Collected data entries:
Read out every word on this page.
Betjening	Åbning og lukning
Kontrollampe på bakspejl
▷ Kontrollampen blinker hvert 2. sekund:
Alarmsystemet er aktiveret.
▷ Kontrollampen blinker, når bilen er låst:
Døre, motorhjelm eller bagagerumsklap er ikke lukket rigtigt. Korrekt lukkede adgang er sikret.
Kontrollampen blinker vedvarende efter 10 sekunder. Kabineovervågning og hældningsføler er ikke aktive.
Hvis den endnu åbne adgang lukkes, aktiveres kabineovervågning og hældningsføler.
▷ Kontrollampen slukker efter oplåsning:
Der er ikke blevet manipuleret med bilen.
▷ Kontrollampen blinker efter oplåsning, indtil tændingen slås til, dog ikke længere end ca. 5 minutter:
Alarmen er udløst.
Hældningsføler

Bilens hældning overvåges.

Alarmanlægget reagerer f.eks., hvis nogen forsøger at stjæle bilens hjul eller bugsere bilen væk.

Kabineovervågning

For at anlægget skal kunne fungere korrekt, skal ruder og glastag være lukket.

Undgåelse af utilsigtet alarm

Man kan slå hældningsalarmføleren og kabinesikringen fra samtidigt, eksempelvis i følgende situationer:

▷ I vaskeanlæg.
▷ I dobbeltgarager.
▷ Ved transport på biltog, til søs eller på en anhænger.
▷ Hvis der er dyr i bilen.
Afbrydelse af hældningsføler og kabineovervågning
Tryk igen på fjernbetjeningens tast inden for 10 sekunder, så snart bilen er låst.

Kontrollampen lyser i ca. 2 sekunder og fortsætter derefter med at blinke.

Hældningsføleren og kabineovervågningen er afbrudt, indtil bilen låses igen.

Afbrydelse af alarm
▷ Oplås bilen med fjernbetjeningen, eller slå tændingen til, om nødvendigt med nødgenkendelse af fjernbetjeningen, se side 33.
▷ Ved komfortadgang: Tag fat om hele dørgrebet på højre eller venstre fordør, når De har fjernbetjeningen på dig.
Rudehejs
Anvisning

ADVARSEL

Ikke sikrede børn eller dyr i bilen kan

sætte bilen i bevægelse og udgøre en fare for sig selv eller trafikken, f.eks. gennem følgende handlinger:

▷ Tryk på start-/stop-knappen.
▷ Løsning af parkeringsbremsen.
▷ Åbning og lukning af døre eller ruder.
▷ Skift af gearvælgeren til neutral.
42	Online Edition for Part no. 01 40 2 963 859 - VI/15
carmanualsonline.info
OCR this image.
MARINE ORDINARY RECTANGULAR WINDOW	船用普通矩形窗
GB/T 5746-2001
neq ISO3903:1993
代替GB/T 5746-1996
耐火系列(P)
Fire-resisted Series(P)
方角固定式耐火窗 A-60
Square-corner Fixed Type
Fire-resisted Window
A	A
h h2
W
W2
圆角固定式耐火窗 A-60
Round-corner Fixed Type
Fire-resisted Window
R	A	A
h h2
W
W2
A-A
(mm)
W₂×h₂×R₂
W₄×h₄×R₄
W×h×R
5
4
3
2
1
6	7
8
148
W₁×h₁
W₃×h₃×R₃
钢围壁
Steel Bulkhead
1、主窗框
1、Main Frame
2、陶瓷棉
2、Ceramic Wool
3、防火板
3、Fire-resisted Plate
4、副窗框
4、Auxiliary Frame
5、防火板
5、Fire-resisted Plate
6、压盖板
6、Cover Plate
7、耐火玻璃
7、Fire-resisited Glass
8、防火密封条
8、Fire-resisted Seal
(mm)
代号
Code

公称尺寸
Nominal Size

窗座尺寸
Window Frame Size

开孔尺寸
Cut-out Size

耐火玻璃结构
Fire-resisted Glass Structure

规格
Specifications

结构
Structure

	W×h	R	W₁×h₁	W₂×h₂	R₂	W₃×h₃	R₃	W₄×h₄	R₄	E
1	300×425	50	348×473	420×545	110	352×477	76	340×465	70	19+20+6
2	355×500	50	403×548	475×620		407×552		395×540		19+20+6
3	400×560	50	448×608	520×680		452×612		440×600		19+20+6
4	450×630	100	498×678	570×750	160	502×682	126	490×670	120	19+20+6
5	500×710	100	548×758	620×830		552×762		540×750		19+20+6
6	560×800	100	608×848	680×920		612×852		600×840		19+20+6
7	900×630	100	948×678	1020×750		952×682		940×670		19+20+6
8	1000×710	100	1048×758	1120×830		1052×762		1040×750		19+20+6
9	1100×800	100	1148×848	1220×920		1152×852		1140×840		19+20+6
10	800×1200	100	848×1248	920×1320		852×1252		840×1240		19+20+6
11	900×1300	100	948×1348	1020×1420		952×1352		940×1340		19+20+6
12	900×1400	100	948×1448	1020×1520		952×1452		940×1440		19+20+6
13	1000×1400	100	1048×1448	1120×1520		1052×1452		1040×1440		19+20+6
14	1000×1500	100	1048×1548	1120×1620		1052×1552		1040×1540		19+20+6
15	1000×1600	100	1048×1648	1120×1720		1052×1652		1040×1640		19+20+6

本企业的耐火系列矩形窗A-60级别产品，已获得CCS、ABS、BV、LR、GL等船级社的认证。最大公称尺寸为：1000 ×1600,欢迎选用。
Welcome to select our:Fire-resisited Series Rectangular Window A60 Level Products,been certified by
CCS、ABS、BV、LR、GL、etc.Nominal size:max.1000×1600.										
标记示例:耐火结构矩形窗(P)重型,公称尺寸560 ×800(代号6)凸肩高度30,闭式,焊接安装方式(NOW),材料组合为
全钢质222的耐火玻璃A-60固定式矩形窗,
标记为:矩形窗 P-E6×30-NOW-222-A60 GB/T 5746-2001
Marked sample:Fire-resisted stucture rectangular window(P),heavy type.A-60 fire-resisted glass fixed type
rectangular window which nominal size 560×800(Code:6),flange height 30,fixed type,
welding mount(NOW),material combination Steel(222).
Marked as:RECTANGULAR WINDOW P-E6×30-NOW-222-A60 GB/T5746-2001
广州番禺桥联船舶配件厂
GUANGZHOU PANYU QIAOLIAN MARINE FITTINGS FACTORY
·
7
* * *
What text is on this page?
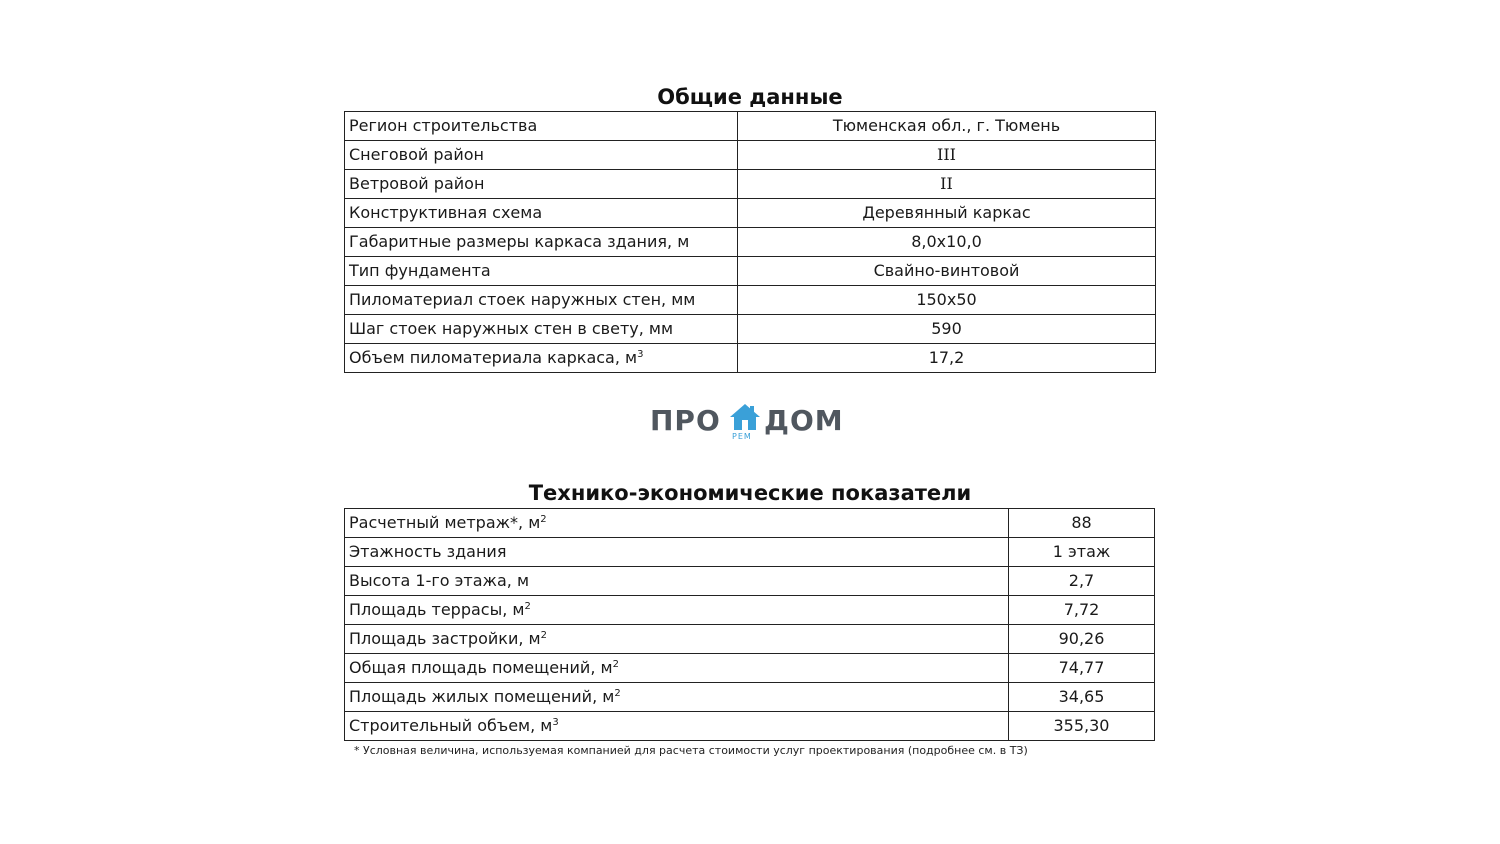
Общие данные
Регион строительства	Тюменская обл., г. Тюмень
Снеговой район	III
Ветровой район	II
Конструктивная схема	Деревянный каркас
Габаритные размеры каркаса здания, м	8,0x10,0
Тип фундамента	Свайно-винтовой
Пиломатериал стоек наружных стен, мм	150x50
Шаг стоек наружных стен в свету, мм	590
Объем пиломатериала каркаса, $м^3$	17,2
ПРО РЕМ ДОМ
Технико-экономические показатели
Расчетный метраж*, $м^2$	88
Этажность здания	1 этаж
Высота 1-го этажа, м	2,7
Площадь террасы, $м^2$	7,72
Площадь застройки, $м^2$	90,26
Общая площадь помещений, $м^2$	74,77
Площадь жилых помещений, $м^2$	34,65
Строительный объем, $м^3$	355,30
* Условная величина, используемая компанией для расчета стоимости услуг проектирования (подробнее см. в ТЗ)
...
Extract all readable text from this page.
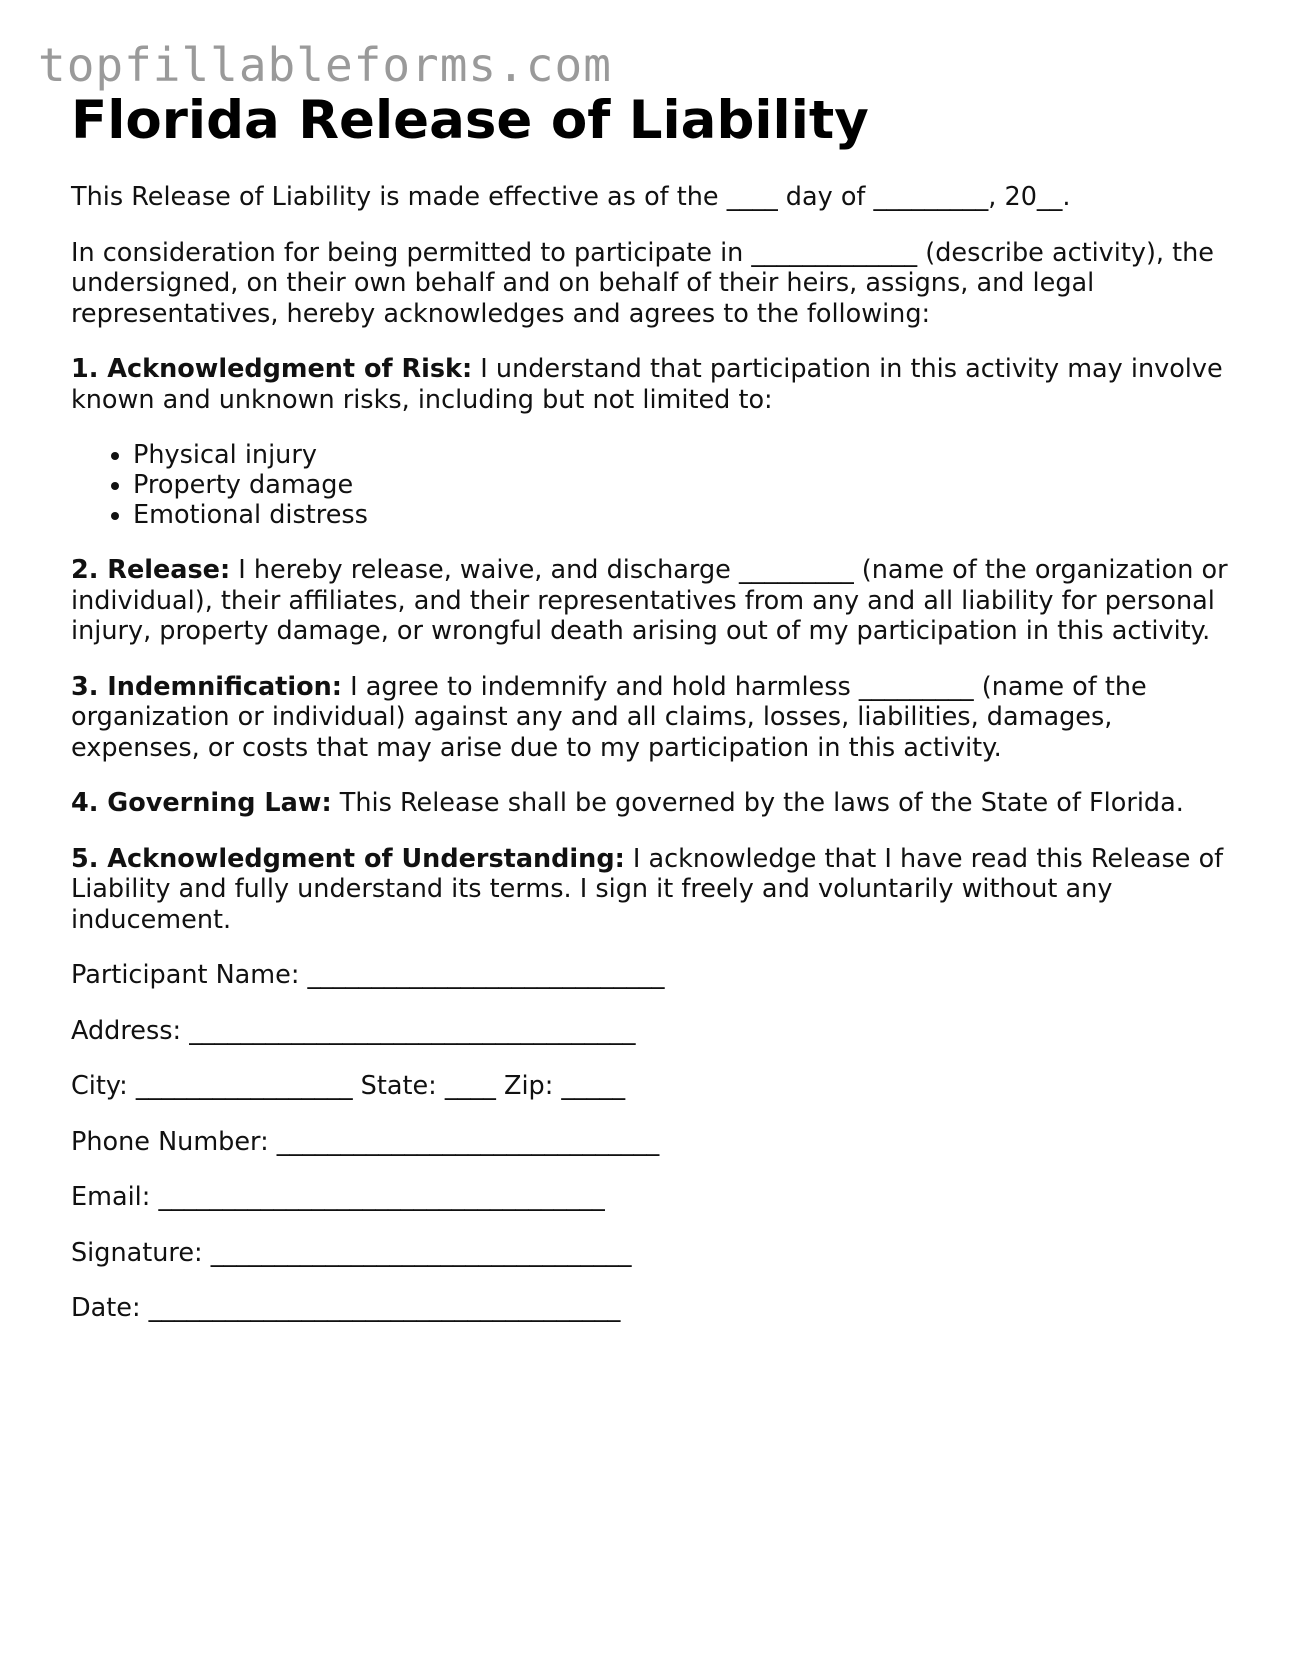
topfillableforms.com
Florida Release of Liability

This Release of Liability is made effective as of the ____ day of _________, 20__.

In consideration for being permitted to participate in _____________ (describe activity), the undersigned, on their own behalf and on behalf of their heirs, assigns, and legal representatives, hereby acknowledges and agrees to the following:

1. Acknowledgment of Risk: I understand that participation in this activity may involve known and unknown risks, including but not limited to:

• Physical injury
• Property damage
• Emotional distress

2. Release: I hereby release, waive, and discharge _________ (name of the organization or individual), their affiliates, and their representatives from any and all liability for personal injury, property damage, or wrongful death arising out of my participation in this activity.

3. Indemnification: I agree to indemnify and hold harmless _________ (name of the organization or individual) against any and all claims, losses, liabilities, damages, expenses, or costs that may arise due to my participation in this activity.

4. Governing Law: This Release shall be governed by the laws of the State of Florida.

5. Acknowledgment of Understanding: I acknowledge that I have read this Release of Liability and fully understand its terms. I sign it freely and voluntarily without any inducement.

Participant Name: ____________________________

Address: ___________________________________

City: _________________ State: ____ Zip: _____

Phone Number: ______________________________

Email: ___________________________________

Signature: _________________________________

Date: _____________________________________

__WHAT NEEDS TO BE DONE__
Pull out all lines from the entries above in which the word "здания" appears.

__ANSWER TO THE EXERCISE__
Габаритные размеры каркаса здания, м	8,0x10,0
Этажность здания	1 этаж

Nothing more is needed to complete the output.